━━━━━ Provided data ━━━━━

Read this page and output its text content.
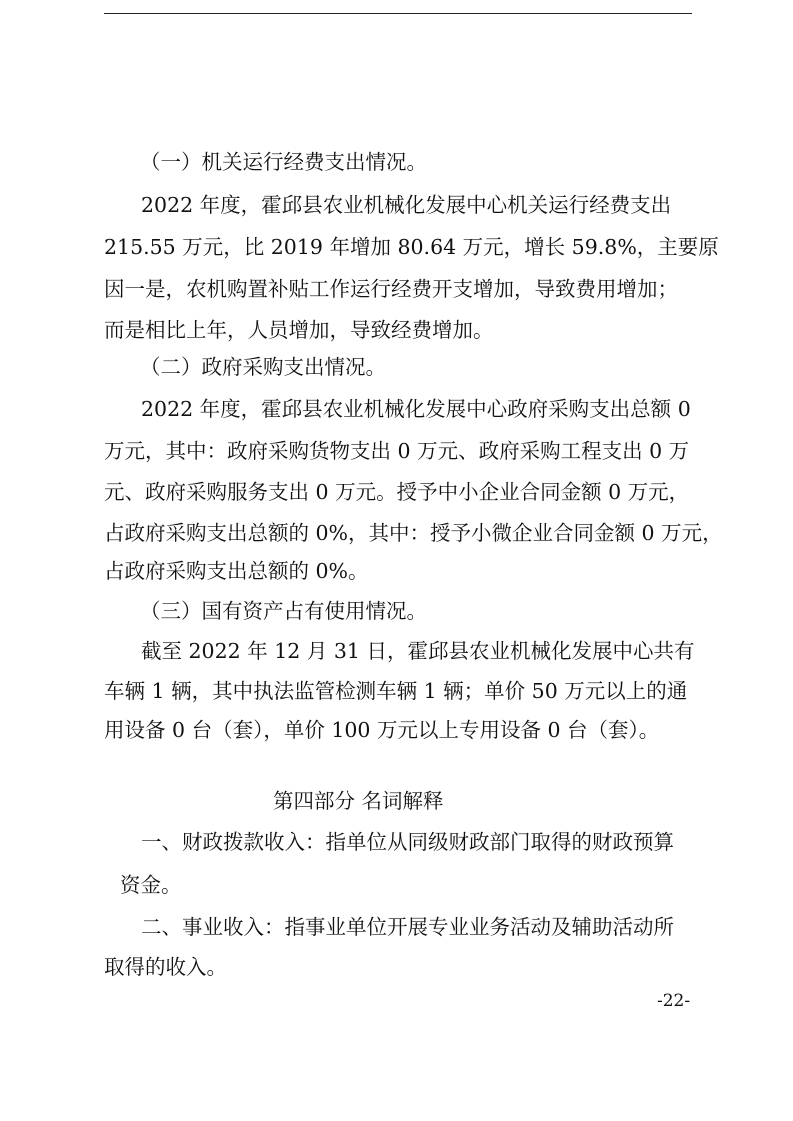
（一）机关运行经费支出情况。
2022 年度，霍邱县农业机械化发展中心机关运行经费支出
215.55 万元，比 2019 年增加 80.64 万元，增长 59.8%，主要原
因一是，农机购置补贴工作运行经费开支增加，导致费用增加；
而是相比上年，人员增加，导致经费增加。
（二）政府采购支出情况。
2022 年度，霍邱县农业机械化发展中心政府采购支出总额 0
万元，其中：政府采购货物支出 0 万元、政府采购工程支出 0 万
元、政府采购服务支出 0 万元。授予中小企业合同金额 0 万元，
占政府采购支出总额的 0%，其中：授予小微企业合同金额 0 万元，
占政府采购支出总额的 0%。
（三）国有资产占有使用情况。
截至 2022 年 12 月 31 日，霍邱县农业机械化发展中心共有
车辆 1 辆，其中执法监管检测车辆 1 辆；单价 50 万元以上的通
用设备 0 台（套），单价 100 万元以上专用设备 0 台（套）。
第四部分 名词解释
一、财政拨款收入：指单位从同级财政部门取得的财政预算
资金。
二、事业收入：指事业单位开展专业业务活动及辅助活动所
取得的收入。
-22-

━━━━━

§ Work to do
All of the records above must be copied exactly, except for the pictures.

§ Reply
Read this page and output its text content.
（一）机关运行经费支出情况。
2022 年度，霍邱县农业机械化发展中心机关运行经费支出
215.55 万元，比 2019 年增加 80.64 万元，增长 59.8%，主要原
因一是，农机购置补贴工作运行经费开支增加，导致费用增加；
而是相比上年，人员增加，导致经费增加。
（二）政府采购支出情况。
2022 年度，霍邱县农业机械化发展中心政府采购支出总额 0
万元，其中：政府采购货物支出 0 万元、政府采购工程支出 0 万
元、政府采购服务支出 0 万元。授予中小企业合同金额 0 万元，
占政府采购支出总额的 0%，其中：授予小微企业合同金额 0 万元，
占政府采购支出总额的 0%。
（三）国有资产占有使用情况。
截至 2022 年 12 月 31 日，霍邱县农业机械化发展中心共有
车辆 1 辆，其中执法监管检测车辆 1 辆；单价 50 万元以上的通
用设备 0 台（套），单价 100 万元以上专用设备 0 台（套）。
第四部分 名词解释
一、财政拨款收入：指单位从同级财政部门取得的财政预算
资金。
二、事业收入：指事业单位开展专业业务活动及辅助活动所
取得的收入。
-22-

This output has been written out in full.